Dataset content:
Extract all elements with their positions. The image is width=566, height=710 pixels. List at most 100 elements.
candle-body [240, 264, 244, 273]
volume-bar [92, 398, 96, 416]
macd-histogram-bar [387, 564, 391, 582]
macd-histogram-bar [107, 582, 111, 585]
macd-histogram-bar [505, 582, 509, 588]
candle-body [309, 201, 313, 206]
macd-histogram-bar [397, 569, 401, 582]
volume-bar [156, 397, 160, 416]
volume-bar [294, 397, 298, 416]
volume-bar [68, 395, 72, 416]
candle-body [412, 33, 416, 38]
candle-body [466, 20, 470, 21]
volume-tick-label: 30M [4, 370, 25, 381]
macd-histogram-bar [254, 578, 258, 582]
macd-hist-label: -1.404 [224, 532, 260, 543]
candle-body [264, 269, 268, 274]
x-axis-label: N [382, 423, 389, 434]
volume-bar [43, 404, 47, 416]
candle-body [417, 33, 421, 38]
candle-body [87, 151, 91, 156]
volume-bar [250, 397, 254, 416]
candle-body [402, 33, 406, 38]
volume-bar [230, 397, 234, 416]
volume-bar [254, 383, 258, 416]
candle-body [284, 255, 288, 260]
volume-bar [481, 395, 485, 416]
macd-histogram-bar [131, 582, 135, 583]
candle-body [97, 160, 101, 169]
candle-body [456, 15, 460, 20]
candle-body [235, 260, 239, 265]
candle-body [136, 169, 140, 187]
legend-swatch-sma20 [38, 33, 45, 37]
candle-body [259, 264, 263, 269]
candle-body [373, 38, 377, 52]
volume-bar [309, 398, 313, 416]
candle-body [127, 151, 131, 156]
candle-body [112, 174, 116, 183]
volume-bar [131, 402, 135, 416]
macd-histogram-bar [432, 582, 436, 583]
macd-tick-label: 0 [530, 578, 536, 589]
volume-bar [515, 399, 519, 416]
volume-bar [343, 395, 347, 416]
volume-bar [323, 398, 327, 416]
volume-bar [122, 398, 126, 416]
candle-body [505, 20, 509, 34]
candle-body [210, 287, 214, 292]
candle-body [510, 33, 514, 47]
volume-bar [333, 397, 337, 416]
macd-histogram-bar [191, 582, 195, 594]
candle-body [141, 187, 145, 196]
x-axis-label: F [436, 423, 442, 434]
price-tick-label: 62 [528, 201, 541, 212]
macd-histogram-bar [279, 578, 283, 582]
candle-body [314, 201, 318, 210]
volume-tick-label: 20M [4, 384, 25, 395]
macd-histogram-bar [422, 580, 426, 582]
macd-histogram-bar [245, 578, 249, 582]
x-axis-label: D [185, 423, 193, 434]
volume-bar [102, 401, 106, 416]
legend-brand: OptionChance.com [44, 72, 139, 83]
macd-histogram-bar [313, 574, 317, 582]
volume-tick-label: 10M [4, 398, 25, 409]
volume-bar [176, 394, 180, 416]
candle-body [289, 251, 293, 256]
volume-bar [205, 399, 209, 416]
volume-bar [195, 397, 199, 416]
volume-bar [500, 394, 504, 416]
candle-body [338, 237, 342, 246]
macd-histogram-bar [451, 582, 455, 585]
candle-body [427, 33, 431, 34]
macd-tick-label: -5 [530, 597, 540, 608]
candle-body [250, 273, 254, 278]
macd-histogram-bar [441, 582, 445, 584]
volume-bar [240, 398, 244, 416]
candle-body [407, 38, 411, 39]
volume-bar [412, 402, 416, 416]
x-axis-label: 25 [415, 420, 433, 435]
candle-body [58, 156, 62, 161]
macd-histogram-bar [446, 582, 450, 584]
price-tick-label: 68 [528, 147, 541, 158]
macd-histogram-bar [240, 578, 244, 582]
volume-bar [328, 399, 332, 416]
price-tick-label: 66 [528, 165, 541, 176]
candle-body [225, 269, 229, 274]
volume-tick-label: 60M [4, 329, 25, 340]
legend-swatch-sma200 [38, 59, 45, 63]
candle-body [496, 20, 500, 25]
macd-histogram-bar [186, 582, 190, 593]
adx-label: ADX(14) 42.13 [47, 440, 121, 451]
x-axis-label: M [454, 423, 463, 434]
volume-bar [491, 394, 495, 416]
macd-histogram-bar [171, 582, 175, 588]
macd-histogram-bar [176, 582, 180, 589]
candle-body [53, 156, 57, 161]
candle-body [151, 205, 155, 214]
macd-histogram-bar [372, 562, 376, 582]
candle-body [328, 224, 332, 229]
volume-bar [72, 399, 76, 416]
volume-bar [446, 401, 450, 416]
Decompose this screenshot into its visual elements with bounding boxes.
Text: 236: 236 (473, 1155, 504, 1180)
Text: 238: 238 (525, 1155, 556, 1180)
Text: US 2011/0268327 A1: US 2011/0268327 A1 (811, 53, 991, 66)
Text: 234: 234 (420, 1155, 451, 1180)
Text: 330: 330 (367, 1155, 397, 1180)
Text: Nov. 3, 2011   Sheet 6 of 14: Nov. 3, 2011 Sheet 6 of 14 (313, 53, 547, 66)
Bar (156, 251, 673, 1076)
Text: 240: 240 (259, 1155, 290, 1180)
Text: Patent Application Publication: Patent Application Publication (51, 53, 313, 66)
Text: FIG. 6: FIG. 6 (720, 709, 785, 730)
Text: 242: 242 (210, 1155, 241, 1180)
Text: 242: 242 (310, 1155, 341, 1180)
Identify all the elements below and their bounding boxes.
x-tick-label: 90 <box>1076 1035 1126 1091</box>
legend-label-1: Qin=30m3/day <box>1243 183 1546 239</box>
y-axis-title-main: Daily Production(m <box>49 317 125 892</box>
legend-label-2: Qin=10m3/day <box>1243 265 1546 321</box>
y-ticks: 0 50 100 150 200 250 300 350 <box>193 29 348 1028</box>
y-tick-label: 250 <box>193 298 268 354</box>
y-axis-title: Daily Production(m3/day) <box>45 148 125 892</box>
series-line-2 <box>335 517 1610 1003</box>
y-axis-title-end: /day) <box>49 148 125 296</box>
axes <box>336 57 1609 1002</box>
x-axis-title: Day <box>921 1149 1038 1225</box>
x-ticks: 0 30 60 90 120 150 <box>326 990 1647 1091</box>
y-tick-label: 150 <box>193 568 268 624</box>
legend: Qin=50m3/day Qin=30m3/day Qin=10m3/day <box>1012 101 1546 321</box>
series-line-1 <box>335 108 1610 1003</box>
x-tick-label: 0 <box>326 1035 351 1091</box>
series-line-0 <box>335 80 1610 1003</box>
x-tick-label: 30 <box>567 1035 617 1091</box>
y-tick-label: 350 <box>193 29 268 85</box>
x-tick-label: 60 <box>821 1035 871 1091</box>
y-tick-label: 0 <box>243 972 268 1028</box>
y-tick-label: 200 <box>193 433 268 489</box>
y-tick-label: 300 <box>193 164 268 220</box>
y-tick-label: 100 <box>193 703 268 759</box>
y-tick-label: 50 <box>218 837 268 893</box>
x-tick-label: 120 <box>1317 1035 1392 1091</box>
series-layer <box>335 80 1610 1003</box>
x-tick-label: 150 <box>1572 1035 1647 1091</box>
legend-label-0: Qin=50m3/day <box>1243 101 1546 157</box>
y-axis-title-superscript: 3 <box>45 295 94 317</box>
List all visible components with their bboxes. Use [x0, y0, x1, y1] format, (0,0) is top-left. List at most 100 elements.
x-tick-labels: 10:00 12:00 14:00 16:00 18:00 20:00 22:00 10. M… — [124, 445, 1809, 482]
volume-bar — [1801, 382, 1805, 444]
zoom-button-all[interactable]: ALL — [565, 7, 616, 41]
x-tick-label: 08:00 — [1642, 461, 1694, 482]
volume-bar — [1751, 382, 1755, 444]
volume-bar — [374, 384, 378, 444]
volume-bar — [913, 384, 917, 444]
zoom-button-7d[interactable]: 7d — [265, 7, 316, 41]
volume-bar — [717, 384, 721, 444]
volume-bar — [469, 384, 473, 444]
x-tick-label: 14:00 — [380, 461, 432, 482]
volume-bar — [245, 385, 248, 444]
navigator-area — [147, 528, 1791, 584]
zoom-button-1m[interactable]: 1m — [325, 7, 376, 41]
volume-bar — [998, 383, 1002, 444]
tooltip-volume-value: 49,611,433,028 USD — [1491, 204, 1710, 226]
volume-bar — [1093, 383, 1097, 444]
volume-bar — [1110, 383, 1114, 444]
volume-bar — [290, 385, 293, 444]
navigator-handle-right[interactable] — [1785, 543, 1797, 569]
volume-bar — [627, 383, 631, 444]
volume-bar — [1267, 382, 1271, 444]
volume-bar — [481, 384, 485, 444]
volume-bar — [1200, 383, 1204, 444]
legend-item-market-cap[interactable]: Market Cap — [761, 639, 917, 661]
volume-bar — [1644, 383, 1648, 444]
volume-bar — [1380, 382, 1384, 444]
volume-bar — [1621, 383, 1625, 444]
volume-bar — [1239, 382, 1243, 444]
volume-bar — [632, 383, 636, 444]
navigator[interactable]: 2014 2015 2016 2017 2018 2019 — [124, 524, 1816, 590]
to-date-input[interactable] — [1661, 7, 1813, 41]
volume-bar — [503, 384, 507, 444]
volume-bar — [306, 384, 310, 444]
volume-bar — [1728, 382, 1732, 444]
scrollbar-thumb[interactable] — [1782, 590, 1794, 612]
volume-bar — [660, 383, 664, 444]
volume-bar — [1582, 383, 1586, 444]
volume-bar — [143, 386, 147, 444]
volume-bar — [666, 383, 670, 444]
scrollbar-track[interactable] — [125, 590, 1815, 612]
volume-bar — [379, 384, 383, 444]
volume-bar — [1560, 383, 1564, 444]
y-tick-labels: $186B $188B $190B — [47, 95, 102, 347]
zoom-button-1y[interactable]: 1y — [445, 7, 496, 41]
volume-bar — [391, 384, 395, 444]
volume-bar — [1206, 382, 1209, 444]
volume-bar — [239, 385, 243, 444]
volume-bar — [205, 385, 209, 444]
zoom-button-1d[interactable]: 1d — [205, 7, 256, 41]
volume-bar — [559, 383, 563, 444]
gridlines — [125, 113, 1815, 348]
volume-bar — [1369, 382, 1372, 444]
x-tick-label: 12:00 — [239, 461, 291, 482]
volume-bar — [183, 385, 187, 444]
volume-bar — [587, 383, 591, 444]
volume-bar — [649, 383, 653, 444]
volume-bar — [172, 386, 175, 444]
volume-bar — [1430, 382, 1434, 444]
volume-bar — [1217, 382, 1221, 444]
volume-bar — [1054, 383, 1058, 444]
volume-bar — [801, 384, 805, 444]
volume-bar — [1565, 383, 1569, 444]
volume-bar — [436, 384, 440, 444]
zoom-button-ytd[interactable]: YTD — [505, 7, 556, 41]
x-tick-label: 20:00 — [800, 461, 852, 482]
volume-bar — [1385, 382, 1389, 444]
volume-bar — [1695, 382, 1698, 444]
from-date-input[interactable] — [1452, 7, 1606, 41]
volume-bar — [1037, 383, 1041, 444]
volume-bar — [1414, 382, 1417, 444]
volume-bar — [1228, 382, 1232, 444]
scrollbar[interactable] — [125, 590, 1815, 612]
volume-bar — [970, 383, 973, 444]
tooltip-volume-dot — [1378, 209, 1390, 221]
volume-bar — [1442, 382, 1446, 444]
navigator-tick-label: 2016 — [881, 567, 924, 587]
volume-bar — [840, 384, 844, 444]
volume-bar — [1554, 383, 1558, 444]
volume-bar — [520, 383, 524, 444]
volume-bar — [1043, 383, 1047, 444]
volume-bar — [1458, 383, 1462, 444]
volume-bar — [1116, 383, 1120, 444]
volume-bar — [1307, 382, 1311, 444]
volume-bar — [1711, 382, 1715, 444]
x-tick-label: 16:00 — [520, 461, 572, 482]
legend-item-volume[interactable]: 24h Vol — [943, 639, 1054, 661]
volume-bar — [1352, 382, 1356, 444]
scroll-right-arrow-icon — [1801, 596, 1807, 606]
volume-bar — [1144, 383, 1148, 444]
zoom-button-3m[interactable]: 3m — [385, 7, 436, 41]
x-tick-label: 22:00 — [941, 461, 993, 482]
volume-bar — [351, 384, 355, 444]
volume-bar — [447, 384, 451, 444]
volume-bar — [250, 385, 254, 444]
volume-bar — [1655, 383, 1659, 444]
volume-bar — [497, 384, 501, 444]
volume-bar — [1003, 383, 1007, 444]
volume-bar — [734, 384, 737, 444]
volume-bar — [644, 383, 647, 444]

Task details: Write out the listing above word for word, from its first line through the line that contains "macd-histogram-bar [432, 582, 436, 583]", with both of those lines included.

The output:
Extract all elements with their positions. The image is width=566, height=710 pixels. List at most 100 elements.
candle-body [240, 264, 244, 273]
volume-bar [92, 398, 96, 416]
macd-histogram-bar [387, 564, 391, 582]
macd-histogram-bar [107, 582, 111, 585]
macd-histogram-bar [505, 582, 509, 588]
candle-body [309, 201, 313, 206]
macd-histogram-bar [397, 569, 401, 582]
volume-bar [156, 397, 160, 416]
volume-bar [294, 397, 298, 416]
volume-bar [68, 395, 72, 416]
candle-body [412, 33, 416, 38]
candle-body [466, 20, 470, 21]
volume-tick-label: 30M [4, 370, 25, 381]
macd-histogram-bar [254, 578, 258, 582]
macd-hist-label: -1.404 [224, 532, 260, 543]
candle-body [264, 269, 268, 274]
x-axis-label: N [382, 423, 389, 434]
volume-bar [43, 404, 47, 416]
candle-body [417, 33, 421, 38]
candle-body [87, 151, 91, 156]
volume-bar [250, 397, 254, 416]
candle-body [402, 33, 406, 38]
volume-bar [230, 397, 234, 416]
volume-bar [254, 383, 258, 416]
candle-body [284, 255, 288, 260]
volume-bar [481, 395, 485, 416]
macd-histogram-bar [131, 582, 135, 583]
candle-body [97, 160, 101, 169]
candle-body [456, 15, 460, 20]
candle-body [235, 260, 239, 265]
candle-body [136, 169, 140, 187]
legend-swatch-sma20 [38, 33, 45, 37]
candle-body [259, 264, 263, 269]
candle-body [373, 38, 377, 52]
volume-bar [309, 398, 313, 416]
candle-body [127, 151, 131, 156]
candle-body [112, 174, 116, 183]
volume-bar [131, 402, 135, 416]
macd-histogram-bar [432, 582, 436, 583]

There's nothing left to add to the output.